====== DATA PROVIDED

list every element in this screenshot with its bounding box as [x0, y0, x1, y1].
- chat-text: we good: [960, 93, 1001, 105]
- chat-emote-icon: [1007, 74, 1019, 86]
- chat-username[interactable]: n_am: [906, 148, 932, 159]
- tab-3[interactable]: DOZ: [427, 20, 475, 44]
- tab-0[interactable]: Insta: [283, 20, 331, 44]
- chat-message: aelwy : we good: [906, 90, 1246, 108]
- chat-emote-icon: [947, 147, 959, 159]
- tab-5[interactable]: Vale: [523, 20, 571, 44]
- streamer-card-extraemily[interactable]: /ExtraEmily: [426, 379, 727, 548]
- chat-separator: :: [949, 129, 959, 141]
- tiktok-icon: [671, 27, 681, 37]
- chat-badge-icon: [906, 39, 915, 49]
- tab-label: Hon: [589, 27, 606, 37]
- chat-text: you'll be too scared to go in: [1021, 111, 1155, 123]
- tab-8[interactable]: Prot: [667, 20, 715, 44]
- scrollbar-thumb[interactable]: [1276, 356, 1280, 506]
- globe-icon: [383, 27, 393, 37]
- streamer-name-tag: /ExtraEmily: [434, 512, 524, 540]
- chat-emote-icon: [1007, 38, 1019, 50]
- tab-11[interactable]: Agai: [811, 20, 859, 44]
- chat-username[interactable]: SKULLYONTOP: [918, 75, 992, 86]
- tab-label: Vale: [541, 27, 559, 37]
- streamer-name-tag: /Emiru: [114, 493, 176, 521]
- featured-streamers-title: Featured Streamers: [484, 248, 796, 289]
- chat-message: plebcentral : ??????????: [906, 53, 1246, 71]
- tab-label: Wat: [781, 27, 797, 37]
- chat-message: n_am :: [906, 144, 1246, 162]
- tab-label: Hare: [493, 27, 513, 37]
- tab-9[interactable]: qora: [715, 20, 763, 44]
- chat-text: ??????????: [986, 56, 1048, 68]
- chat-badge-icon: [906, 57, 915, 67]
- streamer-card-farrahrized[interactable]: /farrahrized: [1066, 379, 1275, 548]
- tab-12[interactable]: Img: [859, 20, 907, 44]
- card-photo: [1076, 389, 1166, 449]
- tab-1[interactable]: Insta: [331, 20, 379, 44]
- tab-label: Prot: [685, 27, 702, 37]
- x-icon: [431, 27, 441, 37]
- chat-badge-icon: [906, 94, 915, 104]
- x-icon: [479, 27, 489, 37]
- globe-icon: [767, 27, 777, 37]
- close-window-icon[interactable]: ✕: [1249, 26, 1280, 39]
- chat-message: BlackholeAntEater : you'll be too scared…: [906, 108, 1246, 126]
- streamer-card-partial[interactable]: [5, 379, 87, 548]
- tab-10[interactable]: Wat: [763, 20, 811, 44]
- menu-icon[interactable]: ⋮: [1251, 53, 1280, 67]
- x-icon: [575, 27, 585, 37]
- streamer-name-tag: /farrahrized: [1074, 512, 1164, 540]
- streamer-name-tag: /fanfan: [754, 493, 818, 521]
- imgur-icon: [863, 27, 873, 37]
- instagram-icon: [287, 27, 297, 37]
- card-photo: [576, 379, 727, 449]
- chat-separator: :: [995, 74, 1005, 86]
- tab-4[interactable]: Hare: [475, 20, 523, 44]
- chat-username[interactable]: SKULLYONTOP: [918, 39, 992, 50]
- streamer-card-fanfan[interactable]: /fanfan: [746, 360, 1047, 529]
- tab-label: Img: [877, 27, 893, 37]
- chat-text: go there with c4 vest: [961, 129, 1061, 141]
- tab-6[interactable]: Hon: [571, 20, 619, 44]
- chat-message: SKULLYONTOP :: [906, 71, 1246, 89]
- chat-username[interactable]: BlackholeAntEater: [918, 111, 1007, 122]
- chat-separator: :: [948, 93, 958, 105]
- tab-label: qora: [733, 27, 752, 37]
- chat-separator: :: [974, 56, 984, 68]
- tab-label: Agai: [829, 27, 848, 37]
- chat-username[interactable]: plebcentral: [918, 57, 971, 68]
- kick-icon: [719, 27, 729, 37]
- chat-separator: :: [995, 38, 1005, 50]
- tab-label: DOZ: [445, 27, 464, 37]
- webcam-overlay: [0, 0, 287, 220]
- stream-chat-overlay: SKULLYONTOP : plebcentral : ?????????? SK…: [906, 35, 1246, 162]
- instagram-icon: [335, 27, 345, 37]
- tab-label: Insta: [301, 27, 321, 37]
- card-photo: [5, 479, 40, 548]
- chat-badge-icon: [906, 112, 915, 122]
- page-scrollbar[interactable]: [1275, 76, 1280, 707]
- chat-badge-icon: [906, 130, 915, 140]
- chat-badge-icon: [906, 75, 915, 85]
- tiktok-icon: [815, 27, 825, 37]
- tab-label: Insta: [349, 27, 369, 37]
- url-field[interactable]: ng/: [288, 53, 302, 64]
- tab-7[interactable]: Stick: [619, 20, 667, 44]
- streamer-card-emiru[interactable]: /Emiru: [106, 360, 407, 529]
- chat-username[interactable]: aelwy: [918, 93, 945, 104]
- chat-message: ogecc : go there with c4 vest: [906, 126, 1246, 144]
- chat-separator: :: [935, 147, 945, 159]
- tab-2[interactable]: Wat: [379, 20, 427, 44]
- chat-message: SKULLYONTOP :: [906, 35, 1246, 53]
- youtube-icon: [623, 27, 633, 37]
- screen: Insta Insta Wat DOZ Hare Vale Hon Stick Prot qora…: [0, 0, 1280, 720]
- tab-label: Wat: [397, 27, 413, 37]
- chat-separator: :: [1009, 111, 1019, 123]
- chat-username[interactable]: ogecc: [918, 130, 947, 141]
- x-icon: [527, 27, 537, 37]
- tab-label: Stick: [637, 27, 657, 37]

============

WRITTEN INSTRUCTION -
Update the records by changing each "chat-emote-icon" to "chat-emoji-icon" and leaving everything else as it is.

CORRECT ANSWER -
list every element in this screenshot with its bounding box as [x0, y0, x1, y1].
- chat-text: we good: [960, 93, 1001, 105]
- chat-emoji-icon: [1007, 74, 1019, 86]
- chat-username[interactable]: n_am: [906, 148, 932, 159]
- tab-3[interactable]: DOZ: [427, 20, 475, 44]
- tab-0[interactable]: Insta: [283, 20, 331, 44]
- chat-message: aelwy : we good: [906, 90, 1246, 108]
- chat-emoji-icon: [947, 147, 959, 159]
- tab-5[interactable]: Vale: [523, 20, 571, 44]
- streamer-card-extraemily[interactable]: /ExtraEmily: [426, 379, 727, 548]
- chat-separator: :: [949, 129, 959, 141]
- tiktok-icon: [671, 27, 681, 37]
- chat-badge-icon: [906, 39, 915, 49]
- tab-label: Hon: [589, 27, 606, 37]
- chat-text: you'll be too scared to go in: [1021, 111, 1155, 123]
- tab-8[interactable]: Prot: [667, 20, 715, 44]
- scrollbar-thumb[interactable]: [1276, 356, 1280, 506]
- globe-icon: [383, 27, 393, 37]
- streamer-name-tag: /ExtraEmily: [434, 512, 524, 540]
- chat-emoji-icon: [1007, 38, 1019, 50]
- tab-11[interactable]: Agai: [811, 20, 859, 44]
- chat-username[interactable]: SKULLYONTOP: [918, 75, 992, 86]
- tab-label: Vale: [541, 27, 559, 37]
- streamer-name-tag: /Emiru: [114, 493, 176, 521]
- featured-streamers-title: Featured Streamers: [484, 248, 796, 289]
- chat-message: plebcentral : ??????????: [906, 53, 1246, 71]
- tab-label: Wat: [781, 27, 797, 37]
- chat-message: n_am :: [906, 144, 1246, 162]
- tab-label: Hare: [493, 27, 513, 37]
- tab-9[interactable]: qora: [715, 20, 763, 44]
- chat-text: ??????????: [986, 56, 1048, 68]
- chat-badge-icon: [906, 57, 915, 67]
- streamer-card-farrahrized[interactable]: /farrahrized: [1066, 379, 1275, 548]
- tab-12[interactable]: Img: [859, 20, 907, 44]
- card-photo: [1076, 389, 1166, 449]
- tab-1[interactable]: Insta: [331, 20, 379, 44]
- tab-label: Prot: [685, 27, 702, 37]
- x-icon: [431, 27, 441, 37]
- chat-badge-icon: [906, 94, 915, 104]
- x-icon: [479, 27, 489, 37]
- globe-icon: [767, 27, 777, 37]
- close-window-icon[interactable]: ✕: [1249, 26, 1280, 39]
- chat-message: BlackholeAntEater : you'll be too scared…: [906, 108, 1246, 126]
- streamer-card-partial[interactable]: [5, 379, 87, 548]
- tab-10[interactable]: Wat: [763, 20, 811, 44]
- menu-icon[interactable]: ⋮: [1251, 53, 1280, 67]
- x-icon: [575, 27, 585, 37]
- streamer-name-tag: /farrahrized: [1074, 512, 1164, 540]
- streamer-name-tag: /fanfan: [754, 493, 818, 521]
- imgur-icon: [863, 27, 873, 37]
- instagram-icon: [287, 27, 297, 37]
- card-photo: [576, 379, 727, 449]
- chat-separator: :: [995, 74, 1005, 86]
- tab-4[interactable]: Hare: [475, 20, 523, 44]
- chat-username[interactable]: SKULLYONTOP: [918, 39, 992, 50]
- streamer-card-fanfan[interactable]: /fanfan: [746, 360, 1047, 529]
- tab-label: Img: [877, 27, 893, 37]
- chat-text: go there with c4 vest: [961, 129, 1061, 141]
- tab-6[interactable]: Hon: [571, 20, 619, 44]
- chat-message: SKULLYONTOP :: [906, 71, 1246, 89]
- chat-username[interactable]: BlackholeAntEater: [918, 111, 1007, 122]
- chat-separator: :: [948, 93, 958, 105]
- tab-label: qora: [733, 27, 752, 37]
- chat-separator: :: [974, 56, 984, 68]
- tab-label: Agai: [829, 27, 848, 37]
- chat-username[interactable]: plebcentral: [918, 57, 971, 68]
- kick-icon: [719, 27, 729, 37]
- chat-separator: :: [995, 38, 1005, 50]
- tab-label: DOZ: [445, 27, 464, 37]
- webcam-overlay: [0, 0, 287, 220]
- stream-chat-overlay: SKULLYONTOP : plebcentral : ?????????? SK…: [906, 35, 1246, 162]
- instagram-icon: [335, 27, 345, 37]
- tab-label: Insta: [301, 27, 321, 37]
- card-photo: [5, 479, 40, 548]
- chat-badge-icon: [906, 112, 915, 122]
- page-scrollbar[interactable]: [1275, 76, 1280, 707]
- chat-badge-icon: [906, 130, 915, 140]
- chat-badge-icon: [906, 75, 915, 85]
- tiktok-icon: [815, 27, 825, 37]
- tab-label: Insta: [349, 27, 369, 37]
- url-field[interactable]: ng/: [288, 53, 302, 64]
- tab-7[interactable]: Stick: [619, 20, 667, 44]
- streamer-card-emiru[interactable]: /Emiru: [106, 360, 407, 529]
- chat-username[interactable]: aelwy: [918, 93, 945, 104]
- chat-message: ogecc : go there with c4 vest: [906, 126, 1246, 144]
- chat-separator: :: [935, 147, 945, 159]
- tab-2[interactable]: Wat: [379, 20, 427, 44]
- chat-message: SKULLYONTOP :: [906, 35, 1246, 53]
- youtube-icon: [623, 27, 633, 37]
- screen: Insta Insta Wat DOZ Hare Vale Hon Stick Prot qora…: [0, 0, 1280, 720]
- tab-label: Wat: [397, 27, 413, 37]
- chat-separator: :: [1009, 111, 1019, 123]
- chat-username[interactable]: ogecc: [918, 130, 947, 141]
- x-icon: [527, 27, 537, 37]
- tab-label: Stick: [637, 27, 657, 37]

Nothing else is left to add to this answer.